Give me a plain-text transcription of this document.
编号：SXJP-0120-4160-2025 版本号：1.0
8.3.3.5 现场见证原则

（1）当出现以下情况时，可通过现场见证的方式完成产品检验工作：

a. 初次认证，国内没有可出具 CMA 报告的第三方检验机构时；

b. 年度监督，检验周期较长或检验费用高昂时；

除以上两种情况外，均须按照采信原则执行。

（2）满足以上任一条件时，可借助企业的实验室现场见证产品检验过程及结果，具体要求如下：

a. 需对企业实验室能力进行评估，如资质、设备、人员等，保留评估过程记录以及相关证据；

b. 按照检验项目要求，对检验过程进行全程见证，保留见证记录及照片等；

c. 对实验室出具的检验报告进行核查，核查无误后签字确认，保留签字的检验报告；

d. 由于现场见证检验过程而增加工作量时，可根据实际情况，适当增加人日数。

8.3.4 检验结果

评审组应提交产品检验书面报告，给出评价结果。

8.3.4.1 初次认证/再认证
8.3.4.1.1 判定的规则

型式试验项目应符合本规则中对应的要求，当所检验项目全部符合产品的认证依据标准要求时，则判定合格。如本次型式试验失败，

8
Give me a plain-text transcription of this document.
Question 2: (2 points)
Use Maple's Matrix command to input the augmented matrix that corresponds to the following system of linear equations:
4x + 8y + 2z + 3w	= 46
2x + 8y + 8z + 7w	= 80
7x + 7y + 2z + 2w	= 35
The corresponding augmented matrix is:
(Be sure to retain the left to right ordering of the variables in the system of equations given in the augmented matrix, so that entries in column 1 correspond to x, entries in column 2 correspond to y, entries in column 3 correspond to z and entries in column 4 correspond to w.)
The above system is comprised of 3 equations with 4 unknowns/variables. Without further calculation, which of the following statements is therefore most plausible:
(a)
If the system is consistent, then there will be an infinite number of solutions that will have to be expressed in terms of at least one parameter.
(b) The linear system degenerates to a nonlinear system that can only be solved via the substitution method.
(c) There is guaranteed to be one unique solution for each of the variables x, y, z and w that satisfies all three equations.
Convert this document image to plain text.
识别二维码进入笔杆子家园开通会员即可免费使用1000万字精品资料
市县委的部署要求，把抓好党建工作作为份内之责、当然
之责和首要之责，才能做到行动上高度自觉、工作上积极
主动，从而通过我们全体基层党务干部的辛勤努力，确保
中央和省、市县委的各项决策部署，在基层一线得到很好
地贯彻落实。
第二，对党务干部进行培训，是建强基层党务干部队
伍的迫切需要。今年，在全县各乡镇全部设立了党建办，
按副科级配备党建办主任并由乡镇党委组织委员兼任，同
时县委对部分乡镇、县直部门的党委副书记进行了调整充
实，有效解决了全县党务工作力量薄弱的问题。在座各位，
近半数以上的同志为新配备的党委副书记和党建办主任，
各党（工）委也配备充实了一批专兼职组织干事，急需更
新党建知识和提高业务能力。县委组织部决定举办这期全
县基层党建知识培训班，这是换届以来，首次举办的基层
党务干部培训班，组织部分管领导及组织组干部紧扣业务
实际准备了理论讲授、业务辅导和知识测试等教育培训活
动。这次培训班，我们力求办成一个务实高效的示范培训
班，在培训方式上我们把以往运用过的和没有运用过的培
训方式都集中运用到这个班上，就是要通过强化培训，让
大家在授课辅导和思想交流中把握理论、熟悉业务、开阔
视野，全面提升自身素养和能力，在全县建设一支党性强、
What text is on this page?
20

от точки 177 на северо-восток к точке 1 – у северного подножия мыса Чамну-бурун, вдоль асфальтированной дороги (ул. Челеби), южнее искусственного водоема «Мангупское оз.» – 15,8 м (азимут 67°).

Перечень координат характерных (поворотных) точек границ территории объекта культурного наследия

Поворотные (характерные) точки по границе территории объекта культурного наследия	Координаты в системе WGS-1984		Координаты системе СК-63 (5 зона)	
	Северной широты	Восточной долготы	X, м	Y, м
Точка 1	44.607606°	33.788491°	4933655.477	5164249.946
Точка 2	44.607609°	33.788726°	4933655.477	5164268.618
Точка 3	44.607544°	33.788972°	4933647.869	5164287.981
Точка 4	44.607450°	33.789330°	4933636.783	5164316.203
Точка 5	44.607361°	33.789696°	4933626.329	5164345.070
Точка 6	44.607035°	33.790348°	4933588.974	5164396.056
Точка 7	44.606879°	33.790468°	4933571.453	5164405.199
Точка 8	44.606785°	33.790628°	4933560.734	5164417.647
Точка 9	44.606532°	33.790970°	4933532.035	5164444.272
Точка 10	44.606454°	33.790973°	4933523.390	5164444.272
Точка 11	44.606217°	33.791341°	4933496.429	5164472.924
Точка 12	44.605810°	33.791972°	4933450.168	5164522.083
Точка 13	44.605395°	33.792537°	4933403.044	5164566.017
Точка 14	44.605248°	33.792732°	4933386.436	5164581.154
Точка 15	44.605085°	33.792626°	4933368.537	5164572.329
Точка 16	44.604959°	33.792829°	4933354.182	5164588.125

_ _ _ _ _

→ **REQUIRED TASK**
Above are the records; retype every one exactly.

→ **EXERCISE RESPONSE**
Give me a plain-text transcription of this document.
编号：SXJP-0120-4160-2025 版本号：1.0
8.3.3.5 现场见证原则

（1）当出现以下情况时，可通过现场见证的方式完成产品检验工作：

a. 初次认证，国内没有可出具 CMA 报告的第三方检验机构时；

b. 年度监督，检验周期较长或检验费用高昂时；

除以上两种情况外，均须按照采信原则执行。

（2）满足以上任一条件时，可借助企业的实验室现场见证产品检验过程及结果，具体要求如下：

a. 需对企业实验室能力进行评估，如资质、设备、人员等，保留评估过程记录以及相关证据；

b. 按照检验项目要求，对检验过程进行全程见证，保留见证记录及照片等；

c. 对实验室出具的检验报告进行核查，核查无误后签字确认，保留签字的检验报告；

d. 由于现场见证检验过程而增加工作量时，可根据实际情况，适当增加人日数。

8.3.4 检验结果

评审组应提交产品检验书面报告，给出评价结果。

8.3.4.1 初次认证/再认证
8.3.4.1.1 判定的规则

型式试验项目应符合本规则中对应的要求，当所检验项目全部符合产品的认证依据标准要求时，则判定合格。如本次型式试验失败，

8
Give me a plain-text transcription of this document.
Question 2: (2 points)
Use Maple's Matrix command to input the augmented matrix that corresponds to the following system of linear equations:
4x + 8y + 2z + 3w	= 46
2x + 8y + 8z + 7w	= 80
7x + 7y + 2z + 2w	= 35
The corresponding augmented matrix is:
(Be sure to retain the left to right ordering of the variables in the system of equations given in the augmented matrix, so that entries in column 1 correspond to x, entries in column 2 correspond to y, entries in column 3 correspond to z and entries in column 4 correspond to w.)
The above system is comprised of 3 equations with 4 unknowns/variables. Without further calculation, which of the following statements is therefore most plausible:
(a)
If the system is consistent, then there will be an infinite number of solutions that will have to be expressed in terms of at least one parameter.
(b) The linear system degenerates to a nonlinear system that can only be solved via the substitution method.
(c) There is guaranteed to be one unique solution for each of the variables x, y, z and w that satisfies all three equations.
Convert this document image to plain text.
识别二维码进入笔杆子家园开通会员即可免费使用1000万字精品资料
市县委的部署要求，把抓好党建工作作为份内之责、当然
之责和首要之责，才能做到行动上高度自觉、工作上积极
主动，从而通过我们全体基层党务干部的辛勤努力，确保
中央和省、市县委的各项决策部署，在基层一线得到很好
地贯彻落实。
第二，对党务干部进行培训，是建强基层党务干部队
伍的迫切需要。今年，在全县各乡镇全部设立了党建办，
按副科级配备党建办主任并由乡镇党委组织委员兼任，同
时县委对部分乡镇、县直部门的党委副书记进行了调整充
实，有效解决了全县党务工作力量薄弱的问题。在座各位，
近半数以上的同志为新配备的党委副书记和党建办主任，
各党（工）委也配备充实了一批专兼职组织干事，急需更
新党建知识和提高业务能力。县委组织部决定举办这期全
县基层党建知识培训班，这是换届以来，首次举办的基层
党务干部培训班，组织部分管领导及组织组干部紧扣业务
实际准备了理论讲授、业务辅导和知识测试等教育培训活
动。这次培训班，我们力求办成一个务实高效的示范培训
班，在培训方式上我们把以往运用过的和没有运用过的培
训方式都集中运用到这个班上，就是要通过强化培训，让
大家在授课辅导和思想交流中把握理论、熟悉业务、开阔
视野，全面提升自身素养和能力，在全县建设一支党性强、
What text is on this page?
20

от точки 177 на северо-восток к точке 1 – у северного подножия мыса Чамну-бурун, вдоль асфальтированной дороги (ул. Челеби), южнее искусственного водоема «Мангупское оз.» – 15,8 м (азимут 67°).

Перечень координат характерных (поворотных) точек границ территории объекта культурного наследия

Поворотные (характерные) точки по границе территории объекта культурного наследия	Координаты в системе WGS-1984		Координаты системе СК-63 (5 зона)	
	Северной широты	Восточной долготы	X, м	Y, м
Точка 1	44.607606°	33.788491°	4933655.477	5164249.946
Точка 2	44.607609°	33.788726°	4933655.477	5164268.618
Точка 3	44.607544°	33.788972°	4933647.869	5164287.981
Точка 4	44.607450°	33.789330°	4933636.783	5164316.203
Точка 5	44.607361°	33.789696°	4933626.329	5164345.070
Точка 6	44.607035°	33.790348°	4933588.974	5164396.056
Точка 7	44.606879°	33.790468°	4933571.453	5164405.199
Точка 8	44.606785°	33.790628°	4933560.734	5164417.647
Точка 9	44.606532°	33.790970°	4933532.035	5164444.272
Точка 10	44.606454°	33.790973°	4933523.390	5164444.272
Точка 11	44.606217°	33.791341°	4933496.429	5164472.924
Точка 12	44.605810°	33.791972°	4933450.168	5164522.083
Точка 13	44.605395°	33.792537°	4933403.044	5164566.017
Точка 14	44.605248°	33.792732°	4933386.436	5164581.154
Точка 15	44.605085°	33.792626°	4933368.537	5164572.329
Точка 16	44.604959°	33.792829°	4933354.182	5164588.125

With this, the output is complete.